• 作業項目: 選択テキストによると、ACA-28によるDUSP6タンパク質量の減少が細胞増殖抑制機構の一因である可能性が示唆されたのは、どのような結果からか。1〜3文で説明せよ。
======== 選択テキスト
ERK MAPKシグナル伝達経路は細胞増殖を司る経路であり、がん治療における重要な創薬標的である。当研究室ではこれまでに、分裂酵母を用いた独自の遺伝学的スクリーニング法により、ERK標的新規抗がん剤シーズとしてAcetoxycharvicol acetate (ACA)の誘導体であるACA-28を同定した。ACA-28はERKが恒常的に活性化しているメラノーマ細胞において、ERKのさらなる活性化を誘導することにより細胞死を誘導する。さらに、ACA-28はERK活性化モデル細胞であるHER2過剰発現細胞A4-15において、ERKの脱リン酸化酵素であるDUSP6のタンパク質量を減少させる。
 本研究では、各種がん細胞(子宮頸がん細胞(ME180)、膀胱がん由来細胞(T24)、結腸がん細胞(HCT116))を用いてACA-28がDUSP6ならびにERKシグナルに与える影響を解析した。RAS変異を持ちERKの恒常的な活性が報告されているT24細胞、HCT116細胞においてはDUSP6タンパク質量の減少とERKのリン酸化レベルの上昇が認められたのに対して、ME180ではこれらの変化が認められなかった。以上の結果より、ACA-28添加は各種ERK活性化がん細胞においてDUSP6のタンパク質量を減少させることが細胞増殖抑制機構の一因である可能性が示唆された。
 一方、ACA-28は核外移行に影響を与える可能性が示唆されたので、報告する。我々は、核外輸送因子CRM1(Chromosome Region Maintenance 1 / XPO1 / Exportin 1)依存的核外輸送システムにより、核内外をシャトルするAP1様転写因子Pap1がACA-28添加により核内に蓄積することを明らかにした。Pap1は酸化ストレスに応答して核内に蓄積するが、ACA-28添加後、 Pap1の局在変化のタイムコースを調べたところ、ACA-28はH2O2よりも高度に、かつ長時間にわたりPap1を核内に蓄積させた。核内外のタンパク質の輸送プロセスの制御不良は、腫瘍の成長やアポトーシスと密接な関係にある。本発表では構造活性相関により得られたACA-28の各種誘導体とPap1の局在制御、抗がん活性の相関についても解析を行ったので議論を行う予定である。
================
======== 提供資料
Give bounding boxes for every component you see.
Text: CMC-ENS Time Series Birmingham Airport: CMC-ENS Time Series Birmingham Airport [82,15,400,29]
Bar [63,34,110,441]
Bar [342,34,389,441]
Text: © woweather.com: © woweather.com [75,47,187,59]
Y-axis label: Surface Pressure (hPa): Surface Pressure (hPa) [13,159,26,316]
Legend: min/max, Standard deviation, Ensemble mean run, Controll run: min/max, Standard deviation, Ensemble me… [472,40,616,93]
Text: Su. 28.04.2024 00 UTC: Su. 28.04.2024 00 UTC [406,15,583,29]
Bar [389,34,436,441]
================
• 演習の結果: RAS変異を持ちERKの恒常的な活性が報告されているT24細胞とHCT116細胞では、ACA-28によってDUSP6タンパク質量の減少とERKのリン酸化レベルの上昇が認められた。一方、ME180ではこれらの変化が認められなかった。これらの結果から、ACA-28が各種ERK活性化がん細胞でDUSP6のタンパク質量を減少させることが、細胞増殖抑制機構の一因である可能性が示唆された。